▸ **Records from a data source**
______________________________

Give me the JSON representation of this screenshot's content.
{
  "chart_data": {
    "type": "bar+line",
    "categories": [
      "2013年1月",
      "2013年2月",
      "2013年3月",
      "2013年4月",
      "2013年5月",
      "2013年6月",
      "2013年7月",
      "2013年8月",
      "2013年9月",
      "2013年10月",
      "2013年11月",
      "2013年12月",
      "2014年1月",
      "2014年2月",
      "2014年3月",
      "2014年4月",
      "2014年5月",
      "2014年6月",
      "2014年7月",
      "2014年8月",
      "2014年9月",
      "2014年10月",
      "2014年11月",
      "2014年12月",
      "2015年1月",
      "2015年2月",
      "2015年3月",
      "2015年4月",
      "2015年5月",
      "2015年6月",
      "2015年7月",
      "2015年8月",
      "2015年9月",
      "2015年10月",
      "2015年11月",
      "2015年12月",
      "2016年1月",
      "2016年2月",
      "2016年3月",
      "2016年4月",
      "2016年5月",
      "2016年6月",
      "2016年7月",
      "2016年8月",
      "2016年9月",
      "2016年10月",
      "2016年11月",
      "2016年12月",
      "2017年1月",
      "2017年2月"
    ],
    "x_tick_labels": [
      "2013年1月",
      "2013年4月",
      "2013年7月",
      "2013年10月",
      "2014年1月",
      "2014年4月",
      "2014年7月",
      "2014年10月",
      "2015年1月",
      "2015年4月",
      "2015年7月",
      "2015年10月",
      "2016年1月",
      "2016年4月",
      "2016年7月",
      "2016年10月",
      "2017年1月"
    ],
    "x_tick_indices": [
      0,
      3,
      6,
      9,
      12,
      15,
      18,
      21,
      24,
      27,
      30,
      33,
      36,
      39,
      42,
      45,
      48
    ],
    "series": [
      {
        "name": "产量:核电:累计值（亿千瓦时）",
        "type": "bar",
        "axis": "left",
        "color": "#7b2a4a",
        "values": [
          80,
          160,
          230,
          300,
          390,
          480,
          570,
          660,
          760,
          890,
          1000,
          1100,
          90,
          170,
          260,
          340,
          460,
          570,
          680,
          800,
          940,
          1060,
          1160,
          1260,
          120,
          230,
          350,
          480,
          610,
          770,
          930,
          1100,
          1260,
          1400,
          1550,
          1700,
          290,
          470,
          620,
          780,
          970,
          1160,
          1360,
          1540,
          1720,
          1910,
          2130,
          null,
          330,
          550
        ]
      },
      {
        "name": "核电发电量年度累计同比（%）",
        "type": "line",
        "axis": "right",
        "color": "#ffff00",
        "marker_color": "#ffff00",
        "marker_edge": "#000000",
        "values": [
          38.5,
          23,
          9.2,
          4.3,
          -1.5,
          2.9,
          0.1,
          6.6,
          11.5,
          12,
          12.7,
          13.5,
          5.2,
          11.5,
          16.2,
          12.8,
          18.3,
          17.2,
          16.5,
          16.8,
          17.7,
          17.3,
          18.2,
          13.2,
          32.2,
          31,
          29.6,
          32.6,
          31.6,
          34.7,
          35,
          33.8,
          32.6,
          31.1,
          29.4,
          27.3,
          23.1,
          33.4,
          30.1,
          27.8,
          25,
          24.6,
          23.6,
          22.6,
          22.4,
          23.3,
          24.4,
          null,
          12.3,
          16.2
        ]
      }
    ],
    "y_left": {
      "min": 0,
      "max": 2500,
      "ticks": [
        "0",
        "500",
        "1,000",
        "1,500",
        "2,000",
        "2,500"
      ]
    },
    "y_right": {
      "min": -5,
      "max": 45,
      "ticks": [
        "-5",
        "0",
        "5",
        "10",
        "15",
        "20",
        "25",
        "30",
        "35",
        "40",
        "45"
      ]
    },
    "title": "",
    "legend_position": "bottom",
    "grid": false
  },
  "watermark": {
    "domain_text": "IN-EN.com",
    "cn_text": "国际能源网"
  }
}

______________________________

▸ **Exercise prompt**
Copy out the material word for word and line for line.

▸ **Answer to the task**
Give me the JSON representation of this screenshot's content.
{
  "chart_data": {
    "type": "bar+line",
    "categories": [
      "2013年1月",
      "2013年2月",
      "2013年3月",
      "2013年4月",
      "2013年5月",
      "2013年6月",
      "2013年7月",
      "2013年8月",
      "2013年9月",
      "2013年10月",
      "2013年11月",
      "2013年12月",
      "2014年1月",
      "2014年2月",
      "2014年3月",
      "2014年4月",
      "2014年5月",
      "2014年6月",
      "2014年7月",
      "2014年8月",
      "2014年9月",
      "2014年10月",
      "2014年11月",
      "2014年12月",
      "2015年1月",
      "2015年2月",
      "2015年3月",
      "2015年4月",
      "2015年5月",
      "2015年6月",
      "2015年7月",
      "2015年8月",
      "2015年9月",
      "2015年10月",
      "2015年11月",
      "2015年12月",
      "2016年1月",
      "2016年2月",
      "2016年3月",
      "2016年4月",
      "2016年5月",
      "2016年6月",
      "2016年7月",
      "2016年8月",
      "2016年9月",
      "2016年10月",
      "2016年11月",
      "2016年12月",
      "2017年1月",
      "2017年2月"
    ],
    "x_tick_labels": [
      "2013年1月",
      "2013年4月",
      "2013年7月",
      "2013年10月",
      "2014年1月",
      "2014年4月",
      "2014年7月",
      "2014年10月",
      "2015年1月",
      "2015年4月",
      "2015年7月",
      "2015年10月",
      "2016年1月",
      "2016年4月",
      "2016年7月",
      "2016年10月",
      "2017年1月"
    ],
    "x_tick_indices": [
      0,
      3,
      6,
      9,
      12,
      15,
      18,
      21,
      24,
      27,
      30,
      33,
      36,
      39,
      42,
      45,
      48
    ],
    "series": [
      {
        "name": "产量:核电:累计值（亿千瓦时）",
        "type": "bar",
        "axis": "left",
        "color": "#7b2a4a",
        "values": [
          80,
          160,
          230,
          300,
          390,
          480,
          570,
          660,
          760,
          890,
          1000,
          1100,
          90,
          170,
          260,
          340,
          460,
          570,
          680,
          800,
          940,
          1060,
          1160,
          1260,
          120,
          230,
          350,
          480,
          610,
          770,
          930,
          1100,
          1260,
          1400,
          1550,
          1700,
          290,
          470,
          620,
          780,
          970,
          1160,
          1360,
          1540,
          1720,
          1910,
          2130,
          null,
          330,
          550
        ]
      },
      {
        "name": "核电发电量年度累计同比（%）",
        "type": "line",
        "axis": "right",
        "color": "#ffff00",
        "marker_color": "#ffff00",
        "marker_edge": "#000000",
        "values": [
          38.5,
          23,
          9.2,
          4.3,
          -1.5,
          2.9,
          0.1,
          6.6,
          11.5,
          12,
          12.7,
          13.5,
          5.2,
          11.5,
          16.2,
          12.8,
          18.3,
          17.2,
          16.5,
          16.8,
          17.7,
          17.3,
          18.2,
          13.2,
          32.2,
          31,
          29.6,
          32.6,
          31.6,
          34.7,
          35,
          33.8,
          32.6,
          31.1,
          29.4,
          27.3,
          23.1,
          33.4,
          30.1,
          27.8,
          25,
          24.6,
          23.6,
          22.6,
          22.4,
          23.3,
          24.4,
          null,
          12.3,
          16.2
        ]
      }
    ],
    "y_left": {
      "min": 0,
      "max": 2500,
      "ticks": [
        "0",
        "500",
        "1,000",
        "1,500",
        "2,000",
        "2,500"
      ]
    },
    "y_right": {
      "min": -5,
      "max": 45,
      "ticks": [
        "-5",
        "0",
        "5",
        "10",
        "15",
        "20",
        "25",
        "30",
        "35",
        "40",
        "45"
      ]
    },
    "title": "",
    "legend_position": "bottom",
    "grid": false
  },
  "watermark": {
    "domain_text": "IN-EN.com",
    "cn_text": "国际能源网"
  }
}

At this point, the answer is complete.